Problem description:
Pick out each line below containing "home".

——

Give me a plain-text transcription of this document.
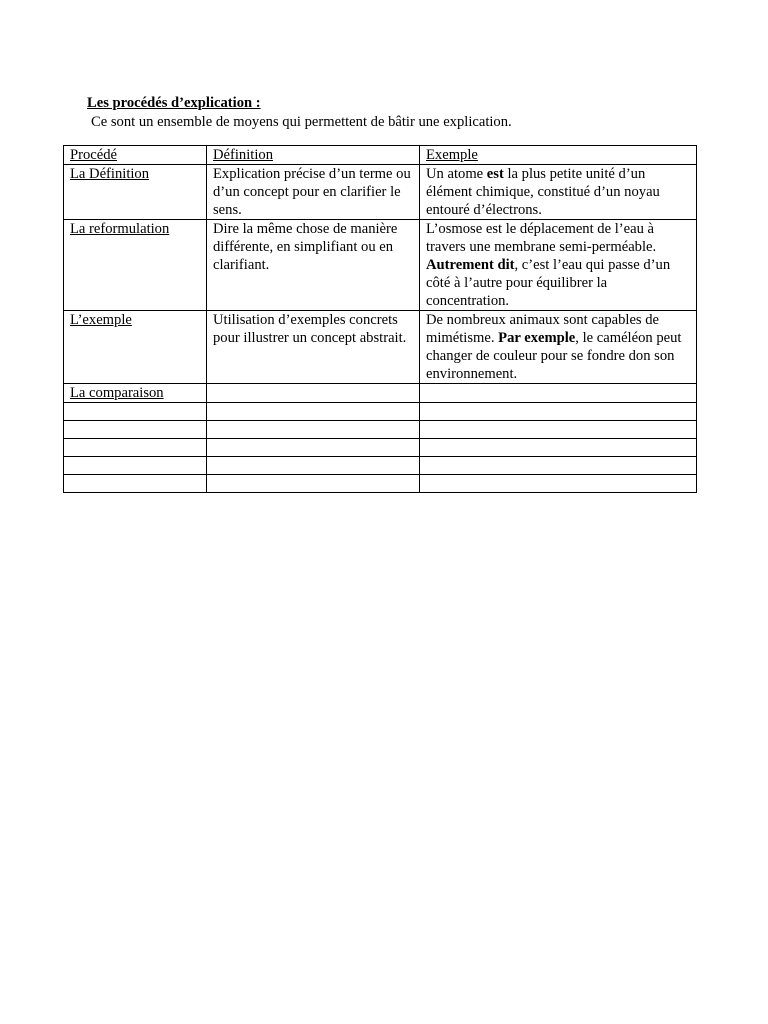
Les procédés d’explication :

Ce sont un ensemble de moyens qui permettent de bâtir une explication.

Procédé	Définition	Exemple
La Définition	Explication précise d’un terme ou d’un concept pour en clarifier le sens.	Un atome est la plus petite unité d’un élément chimique, constitué d’un noyau entouré d’électrons.
La reformulation	Dire la même chose de manière différente, en simplifiant ou en clarifiant.	L’osmose est le déplacement de l’eau à travers une membrane semi-perméable. Autrement dit, c’est l’eau qui passe d’un côté à l’autre pour équilibrer la concentration.
L’exemple	Utilisation d’exemples concrets pour illustrer un concept abstrait.	De nombreux animaux sont capables de mimétisme. Par exemple, le caméléon peut changer de couleur pour se fondre don son environnement.
La comparaison		
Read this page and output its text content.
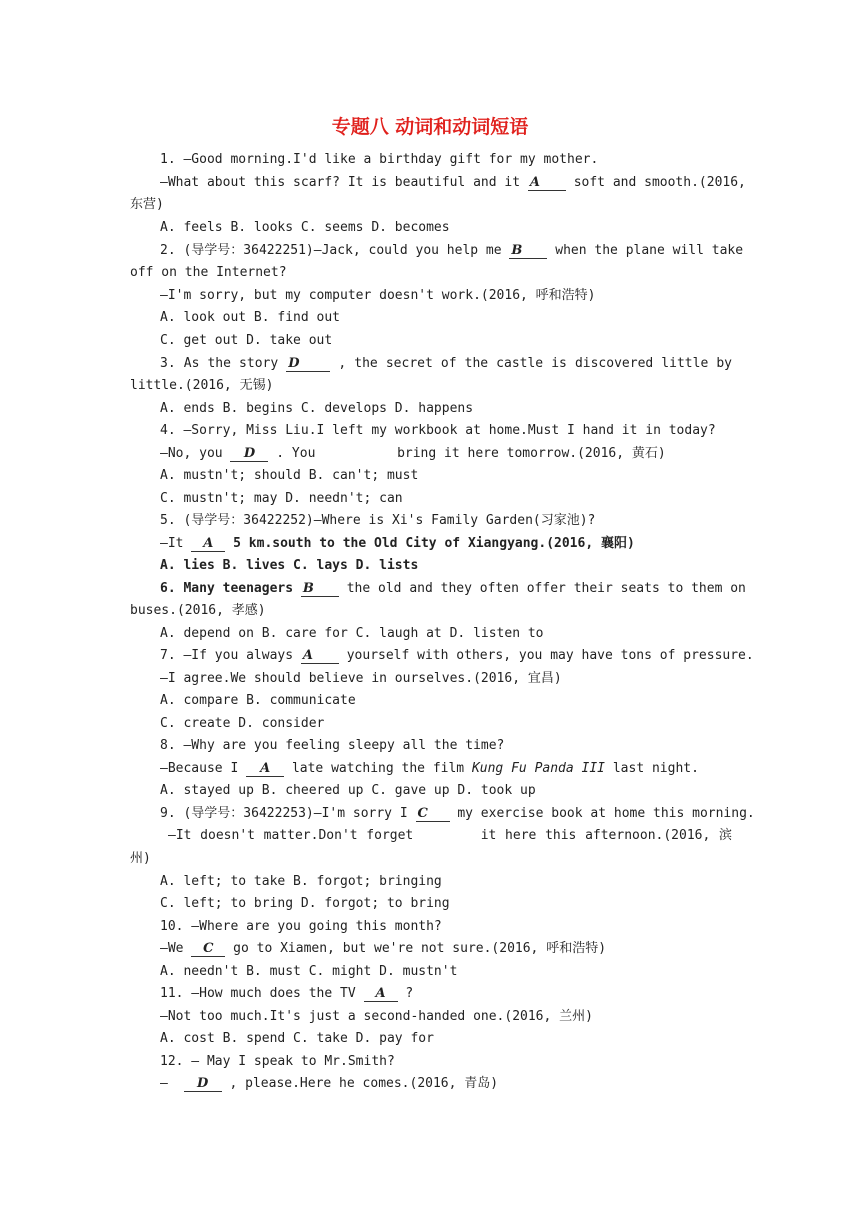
专题八 动词和动词短语
1. —Good morning.I'd like a birthday gift for my mother.
—What about this scarf? It is beautiful and it A	soft and smooth.(2016,
东营)
A. feels B. looks C. seems D. becomes
2. (导学号：36422251)—Jack, could you help me B	when the plane will take
off on the Internet?
—I'm sorry, but my computer doesn't work.(2016, 呼和浩特)
A. look out B. find out
C. get out D. take out
3. As the story D	, the secret of the castle is discovered little by
little.(2016, 无锡)
A. ends B. begins C. develops D. happens
4. —Sorry, Miss Liu.I left my workbook at home.Must I hand it in today?
—No, you D . You	bring it here tomorrow.(2016, 黄石)
A. mustn't; should B. can't; must
C. mustn't; may D. needn't; can
5. (导学号：36422252)—Where is Xi's Family Garden(习家池)?
—It A 5 km.south to the Old City of Xiangyang.(2016, 襄阳)
A. lies B. lives C. lays D. lists
6. Many teenagers B	the old and they often offer their seats to them on
buses.(2016, 孝感)
A. depend on B. care for C. laugh at D. listen to
7. —If you always A	yourself with others, you may have tons of pressure.
—I agree.We should believe in ourselves.(2016, 宜昌)
A. compare B. communicate
C. create D. consider
8. —Why are you feeling sleepy all the time?
—Because I A late watching the film Kung Fu Panda III last night.
A. stayed up B. cheered up C. gave up D. took up
9. (导学号：36422253)—I'm sorry I C my exercise book at home this morning.
—It doesn't matter.Don't forget	it here this afternoon.(2016, 滨
州)
A. left; to take B. forgot; bringing
C. left; to bring D. forgot; to bring
10. —Where are you going this month?
—We C go to Xiamen, but we're not sure.(2016, 呼和浩特)
A. needn't B. must C. might D. mustn't
11. —How much does the TV A ?
—Not too much.It's just a second-handed one.(2016, 兰州)
A. cost B. spend C. take D. pay for
12. — May I speak to Mr.Smith?
— D , please.Here he comes.(2016, 青岛)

——

Output:
4. —Sorry, Miss Liu.I left my workbook at home.Must I hand it in today?
9. (导学号：36422253)—I'm sorry I C my exercise book at home this morning.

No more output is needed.